§ Collected data entries
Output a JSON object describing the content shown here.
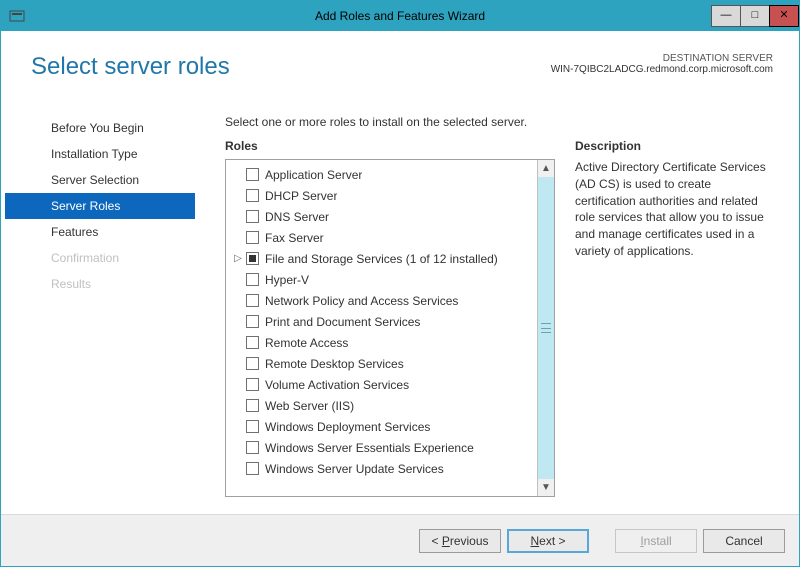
{
  "window": {
    "title": "Add Roles and Features Wizard"
  },
  "header": {
    "page_title": "Select server roles",
    "dest_label": "DESTINATION SERVER",
    "dest_server": "WIN-7QIBC2LADCG.redmond.corp.microsoft.com"
  },
  "nav": {
    "items": [
      {
        "label": "Before You Begin",
        "state": "normal"
      },
      {
        "label": "Installation Type",
        "state": "normal"
      },
      {
        "label": "Server Selection",
        "state": "normal"
      },
      {
        "label": "Server Roles",
        "state": "selected"
      },
      {
        "label": "Features",
        "state": "normal"
      },
      {
        "label": "Confirmation",
        "state": "disabled"
      },
      {
        "label": "Results",
        "state": "disabled"
      }
    ]
  },
  "main": {
    "instruction": "Select one or more roles to install on the selected server.",
    "roles_heading": "Roles",
    "desc_heading": "Description",
    "roles": [
      {
        "label": "Application Server",
        "checked": false,
        "expandable": false
      },
      {
        "label": "DHCP Server",
        "checked": false,
        "expandable": false
      },
      {
        "label": "DNS Server",
        "checked": false,
        "expandable": false
      },
      {
        "label": "Fax Server",
        "checked": false,
        "expandable": false
      },
      {
        "label": "File and Storage Services (1 of 12 installed)",
        "checked": "partial",
        "expandable": true
      },
      {
        "label": "Hyper-V",
        "checked": false,
        "expandable": false
      },
      {
        "label": "Network Policy and Access Services",
        "checked": false,
        "expandable": false
      },
      {
        "label": "Print and Document Services",
        "checked": false,
        "expandable": false
      },
      {
        "label": "Remote Access",
        "checked": false,
        "expandable": false
      },
      {
        "label": "Remote Desktop Services",
        "checked": false,
        "expandable": false
      },
      {
        "label": "Volume Activation Services",
        "checked": false,
        "expandable": false
      },
      {
        "label": "Web Server (IIS)",
        "checked": false,
        "expandable": false
      },
      {
        "label": "Windows Deployment Services",
        "checked": false,
        "expandable": false
      },
      {
        "label": "Windows Server Essentials Experience",
        "checked": false,
        "expandable": false
      },
      {
        "label": "Windows Server Update Services",
        "checked": false,
        "expandable": false
      }
    ],
    "description": "Active Directory Certificate Services (AD CS) is used to create certification authorities and related role services that allow you to issue and manage certificates used in a variety of applications."
  },
  "footer": {
    "previous_prefix": "< ",
    "previous_u": "P",
    "previous_rest": "revious",
    "next_u": "N",
    "next_rest": "ext >",
    "install_u": "I",
    "install_rest": "nstall",
    "cancel": "Cancel"
  }
}
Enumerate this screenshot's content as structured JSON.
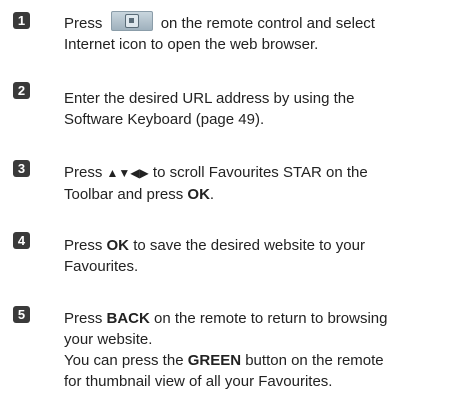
{
  "steps": [
    {
      "number": "1",
      "line1_before": "Press",
      "button_icon": "internet-remote-button-icon",
      "line1_after": "on the remote control and select",
      "line2": "Internet icon to open the web browser."
    },
    {
      "number": "2",
      "line1": "Enter the desired URL address by using the",
      "line2": "Software Keyboard (page 49)."
    },
    {
      "number": "3",
      "line1_before": "Press",
      "arrows": "▲▼◀▶",
      "line1_after": "to scroll Favourites STAR on the",
      "line2_before": "Toolbar and press",
      "line2_bold": "OK",
      "line2_after": "."
    },
    {
      "number": "4",
      "line1_before": "Press",
      "line1_bold": "OK",
      "line1_after": "to save the desired website to your",
      "line2": "Favourites."
    },
    {
      "number": "5",
      "line1_before": "Press",
      "line1_bold": "BACK",
      "line1_after": "on the remote to return to browsing",
      "line2": "your website.",
      "line3_before": "You can press the",
      "line3_bold": "GREEN",
      "line3_after": "button on the remote",
      "line4": "for thumbnail view of all your Favourites."
    }
  ]
}
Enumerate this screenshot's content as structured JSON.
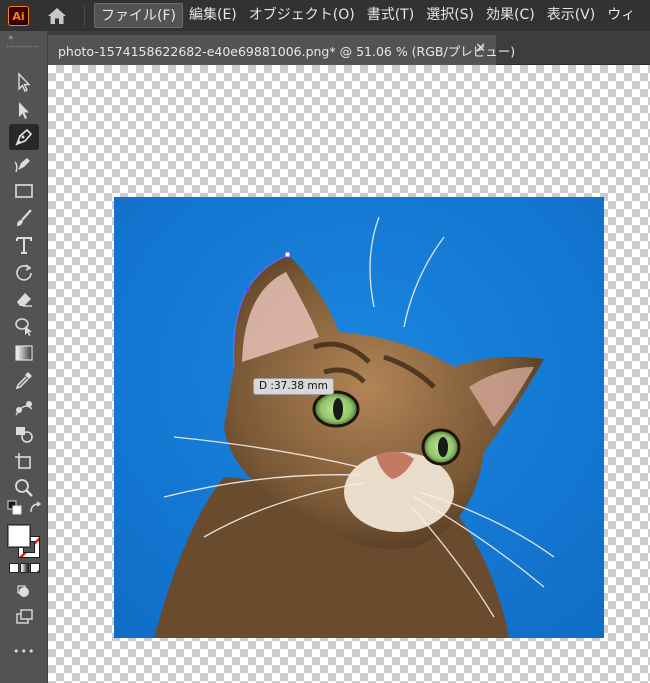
{
  "app": {
    "logo_text": "Ai",
    "brand_color": "#ff7f18"
  },
  "menu": {
    "items": [
      {
        "label": "ファイル(F)"
      },
      {
        "label": "編集(E)"
      },
      {
        "label": "オブジェクト(O)"
      },
      {
        "label": "書式(T)"
      },
      {
        "label": "選択(S)"
      },
      {
        "label": "効果(C)"
      },
      {
        "label": "表示(V)"
      },
      {
        "label": "ウィ"
      }
    ]
  },
  "document": {
    "tab_title": "photo-1574158622682-e40e69881006.png* @ 51.06 % (RGB/プレビュー)",
    "close_glyph": "✕"
  },
  "toolbar": {
    "collapse_glyph": "»",
    "tools": [
      {
        "icon": "selection-arrow-icon"
      },
      {
        "icon": "direct-selection-icon"
      },
      {
        "icon": "pen-icon"
      },
      {
        "icon": "curvature-icon"
      },
      {
        "icon": "rectangle-icon"
      },
      {
        "icon": "paintbrush-icon"
      },
      {
        "icon": "type-icon"
      },
      {
        "icon": "rotate-icon"
      },
      {
        "icon": "eraser-icon"
      },
      {
        "icon": "free-transform-icon"
      },
      {
        "icon": "gradient-icon"
      },
      {
        "icon": "eyedropper-icon"
      },
      {
        "icon": "blend-icon"
      },
      {
        "icon": "shape-builder-icon"
      },
      {
        "icon": "artboard-icon"
      },
      {
        "icon": "zoom-icon"
      }
    ],
    "more_glyph": "•••"
  },
  "canvas": {
    "measure_label": "D :37.38 mm",
    "photo_background": "#1478d4"
  }
}
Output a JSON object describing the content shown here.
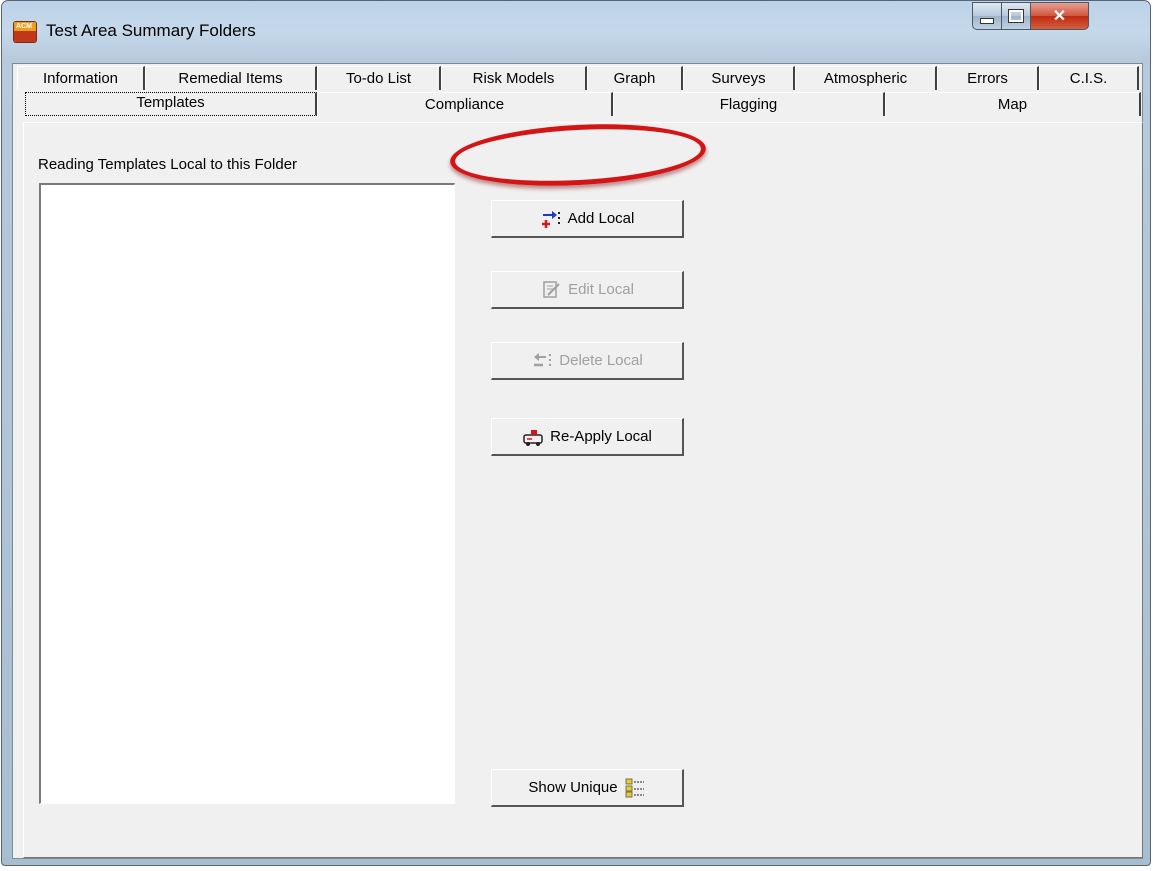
{
  "window": {
    "title": "Test Area Summary Folders",
    "app_icon": "ACM-logo"
  },
  "tabs_row1": [
    {
      "label": "Information"
    },
    {
      "label": "Remedial Items"
    },
    {
      "label": "To-do List"
    },
    {
      "label": "Risk Models"
    },
    {
      "label": "Graph"
    },
    {
      "label": "Surveys"
    },
    {
      "label": "Atmospheric"
    },
    {
      "label": "Errors"
    },
    {
      "label": "C.I.S."
    }
  ],
  "tabs_row2": [
    {
      "label": "Templates",
      "active": true
    },
    {
      "label": "Compliance"
    },
    {
      "label": "Flagging"
    },
    {
      "label": "Map"
    }
  ],
  "templates": {
    "list_label": "Reading Templates Local to this Folder",
    "items": [],
    "buttons": {
      "add_local": {
        "label": "Add Local",
        "icon": "add-template-icon",
        "enabled": true
      },
      "edit_local": {
        "label": "Edit Local",
        "icon": "edit-template-icon",
        "enabled": false
      },
      "delete_local": {
        "label": "Delete Local",
        "icon": "delete-template-icon",
        "enabled": false
      },
      "reapply_local": {
        "label": "Re-Apply Local",
        "icon": "reapply-icon",
        "enabled": true
      },
      "show_unique": {
        "label": "Show Unique",
        "icon": "tree-icon",
        "enabled": true
      }
    }
  },
  "annotation": {
    "color": "#d41515",
    "target": "Add Local"
  }
}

§ Stated goal
Write out the entries above verbatim; the pictures do not belong in your copy.

§ Written answer
Output a JSON object describing the content shown here.
{
  "window": {
    "title": "Add Roles and Features Wizard"
  },
  "header": {
    "page_title": "Select server roles",
    "dest_label": "DESTINATION SERVER",
    "dest_server": "WIN-7QIBC2LADCG.redmond.corp.microsoft.com"
  },
  "nav": {
    "items": [
      {
        "label": "Before You Begin",
        "state": "normal"
      },
      {
        "label": "Installation Type",
        "state": "normal"
      },
      {
        "label": "Server Selection",
        "state": "normal"
      },
      {
        "label": "Server Roles",
        "state": "selected"
      },
      {
        "label": "Features",
        "state": "normal"
      },
      {
        "label": "Confirmation",
        "state": "disabled"
      },
      {
        "label": "Results",
        "state": "disabled"
      }
    ]
  },
  "main": {
    "instruction": "Select one or more roles to install on the selected server.",
    "roles_heading": "Roles",
    "desc_heading": "Description",
    "roles": [
      {
        "label": "Application Server",
        "checked": false,
        "expandable": false
      },
      {
        "label": "DHCP Server",
        "checked": false,
        "expandable": false
      },
      {
        "label": "DNS Server",
        "checked": false,
        "expandable": false
      },
      {
        "label": "Fax Server",
        "checked": false,
        "expandable": false
      },
      {
        "label": "File and Storage Services (1 of 12 installed)",
        "checked": "partial",
        "expandable": true
      },
      {
        "label": "Hyper-V",
        "checked": false,
        "expandable": false
      },
      {
        "label": "Network Policy and Access Services",
        "checked": false,
        "expandable": false
      },
      {
        "label": "Print and Document Services",
        "checked": false,
        "expandable": false
      },
      {
        "label": "Remote Access",
        "checked": false,
        "expandable": false
      },
      {
        "label": "Remote Desktop Services",
        "checked": false,
        "expandable": false
      },
      {
        "label": "Volume Activation Services",
        "checked": false,
        "expandable": false
      },
      {
        "label": "Web Server (IIS)",
        "checked": false,
        "expandable": false
      },
      {
        "label": "Windows Deployment Services",
        "checked": false,
        "expandable": false
      },
      {
        "label": "Windows Server Essentials Experience",
        "checked": false,
        "expandable": false
      },
      {
        "label": "Windows Server Update Services",
        "checked": false,
        "expandable": false
      }
    ],
    "description": "Active Directory Certificate Services (AD CS) is used to create certification authorities and related role services that allow you to issue and manage certificates used in a variety of applications."
  },
  "footer": {
    "previous_prefix": "< ",
    "previous_u": "P",
    "previous_rest": "revious",
    "next_u": "N",
    "next_rest": "ext >",
    "install_u": "I",
    "install_rest": "nstall",
    "cancel": "Cancel"
  }
}
Enumerate this screenshot's content as structured JSON.
{
  "steps": [
    {
      "number": "1",
      "line1_before": "Press",
      "button_icon": "internet-remote-button-icon",
      "line1_after": "on the remote control and select",
      "line2": "Internet icon to open the web browser."
    },
    {
      "number": "2",
      "line1": "Enter the desired URL address by using the",
      "line2": "Software Keyboard (page 49)."
    },
    {
      "number": "3",
      "line1_before": "Press",
      "arrows": "▲▼◀▶",
      "line1_after": "to scroll Favourites STAR on the",
      "line2_before": "Toolbar and press",
      "line2_bold": "OK",
      "line2_after": "."
    },
    {
      "number": "4",
      "line1_before": "Press",
      "line1_bold": "OK",
      "line1_after": "to save the desired website to your",
      "line2": "Favourites."
    },
    {
      "number": "5",
      "line1_before": "Press",
      "line1_bold": "BACK",
      "line1_after": "on the remote to return to browsing",
      "line2": "your website.",
      "line3_before": "You can press the",
      "line3_bold": "GREEN",
      "line3_after": "button on the remote",
      "line4": "for thumbnail view of all your Favourites."
    }
  ]
}
Enumerate this screenshot's content as structured JSON.
{
  "app": {
    "logo_text": "Ai",
    "brand_color": "#ff7f18"
  },
  "menu": {
    "items": [
      {
        "label": "ファイル(F)"
      },
      {
        "label": "編集(E)"
      },
      {
        "label": "オブジェクト(O)"
      },
      {
        "label": "書式(T)"
      },
      {
        "label": "選択(S)"
      },
      {
        "label": "効果(C)"
      },
      {
        "label": "表示(V)"
      },
      {
        "label": "ウィ"
      }
    ]
  },
  "document": {
    "tab_title": "photo-1574158622682-e40e69881006.png* @ 51.06 % (RGB/プレビュー)",
    "close_glyph": "✕"
  },
  "toolbar": {
    "collapse_glyph": "»",
    "tools": [
      {
        "icon": "selection-arrow-icon"
      },
      {
        "icon": "direct-selection-icon"
      },
      {
        "icon": "pen-icon"
      },
      {
        "icon": "curvature-icon"
      },
      {
        "icon": "rectangle-icon"
      },
      {
        "icon": "paintbrush-icon"
      },
      {
        "icon": "type-icon"
      },
      {
        "icon": "rotate-icon"
      },
      {
        "icon": "eraser-icon"
      },
      {
        "icon": "free-transform-icon"
      },
      {
        "icon": "gradient-icon"
      },
      {
        "icon": "eyedropper-icon"
      },
      {
        "icon": "blend-icon"
      },
      {
        "icon": "shape-builder-icon"
      },
      {
        "icon": "artboard-icon"
      },
      {
        "icon": "zoom-icon"
      }
    ],
    "more_glyph": "•••"
  },
  "canvas": {
    "measure_label": "D :37.38 mm",
    "photo_background": "#1478d4"
  }
}
Output a JSON object describing the content shown here.
{
  "window": {
    "title": "Test Area Summary Folders",
    "app_icon": "ACM-logo"
  },
  "tabs_row1": [
    {
      "label": "Information"
    },
    {
      "label": "Remedial Items"
    },
    {
      "label": "To-do List"
    },
    {
      "label": "Risk Models"
    },
    {
      "label": "Graph"
    },
    {
      "label": "Surveys"
    },
    {
      "label": "Atmospheric"
    },
    {
      "label": "Errors"
    },
    {
      "label": "C.I.S."
    }
  ],
  "tabs_row2": [
    {
      "label": "Templates",
      "active": true
    },
    {
      "label": "Compliance"
    },
    {
      "label": "Flagging"
    },
    {
      "label": "Map"
    }
  ],
  "templates": {
    "list_label": "Reading Templates Local to this Folder",
    "items": [],
    "buttons": {
      "add_local": {
        "label": "Add Local",
        "icon": "add-template-icon",
        "enabled": true
      },
      "edit_local": {
        "label": "Edit Local",
        "icon": "edit-template-icon",
        "enabled": false
      },
      "delete_local": {
        "label": "Delete Local",
        "icon": "delete-template-icon",
        "enabled": false
      },
      "reapply_local": {
        "label": "Re-Apply Local",
        "icon": "reapply-icon",
        "enabled": true
      },
      "show_unique": {
        "label": "Show Unique",
        "icon": "tree-icon",
        "enabled": true
      }
    }
  },
  "annotation": {
    "color": "#d41515",
    "target": "Add Local"
  }
}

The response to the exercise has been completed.